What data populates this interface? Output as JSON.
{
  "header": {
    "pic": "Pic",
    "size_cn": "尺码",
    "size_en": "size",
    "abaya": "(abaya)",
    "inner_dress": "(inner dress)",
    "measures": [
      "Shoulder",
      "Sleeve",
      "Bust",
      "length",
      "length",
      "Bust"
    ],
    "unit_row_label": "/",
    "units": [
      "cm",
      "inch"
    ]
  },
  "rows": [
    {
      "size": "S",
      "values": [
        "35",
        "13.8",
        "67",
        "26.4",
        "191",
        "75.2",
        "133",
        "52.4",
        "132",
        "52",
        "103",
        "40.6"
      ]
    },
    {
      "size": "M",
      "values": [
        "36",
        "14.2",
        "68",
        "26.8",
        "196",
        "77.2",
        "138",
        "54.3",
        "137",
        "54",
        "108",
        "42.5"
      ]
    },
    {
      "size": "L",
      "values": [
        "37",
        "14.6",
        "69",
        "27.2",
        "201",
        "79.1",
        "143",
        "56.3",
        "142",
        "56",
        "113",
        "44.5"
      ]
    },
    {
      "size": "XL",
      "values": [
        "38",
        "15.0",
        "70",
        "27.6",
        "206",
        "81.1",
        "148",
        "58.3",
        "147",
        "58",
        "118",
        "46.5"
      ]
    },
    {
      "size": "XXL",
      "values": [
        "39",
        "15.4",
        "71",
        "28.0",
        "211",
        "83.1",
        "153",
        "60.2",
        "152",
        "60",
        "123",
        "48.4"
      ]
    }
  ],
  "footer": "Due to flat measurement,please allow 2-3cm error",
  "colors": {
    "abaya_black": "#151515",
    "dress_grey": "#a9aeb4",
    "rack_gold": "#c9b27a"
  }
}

────────────────

# Problem to work on
Using the entries above, please restate each one word for word.

# Answer for the task
What data populates this interface? Output as JSON.
{
  "header": {
    "pic": "Pic",
    "size_cn": "尺码",
    "size_en": "size",
    "abaya": "(abaya)",
    "inner_dress": "(inner dress)",
    "measures": [
      "Shoulder",
      "Sleeve",
      "Bust",
      "length",
      "length",
      "Bust"
    ],
    "unit_row_label": "/",
    "units": [
      "cm",
      "inch"
    ]
  },
  "rows": [
    {
      "size": "S",
      "values": [
        "35",
        "13.8",
        "67",
        "26.4",
        "191",
        "75.2",
        "133",
        "52.4",
        "132",
        "52",
        "103",
        "40.6"
      ]
    },
    {
      "size": "M",
      "values": [
        "36",
        "14.2",
        "68",
        "26.8",
        "196",
        "77.2",
        "138",
        "54.3",
        "137",
        "54",
        "108",
        "42.5"
      ]
    },
    {
      "size": "L",
      "values": [
        "37",
        "14.6",
        "69",
        "27.2",
        "201",
        "79.1",
        "143",
        "56.3",
        "142",
        "56",
        "113",
        "44.5"
      ]
    },
    {
      "size": "XL",
      "values": [
        "38",
        "15.0",
        "70",
        "27.6",
        "206",
        "81.1",
        "148",
        "58.3",
        "147",
        "58",
        "118",
        "46.5"
      ]
    },
    {
      "size": "XXL",
      "values": [
        "39",
        "15.4",
        "71",
        "28.0",
        "211",
        "83.1",
        "153",
        "60.2",
        "152",
        "60",
        "123",
        "48.4"
      ]
    }
  ],
  "footer": "Due to flat measurement,please allow 2-3cm error",
  "colors": {
    "abaya_black": "#151515",
    "dress_grey": "#a9aeb4",
    "rack_gold": "#c9b27a"
  }
}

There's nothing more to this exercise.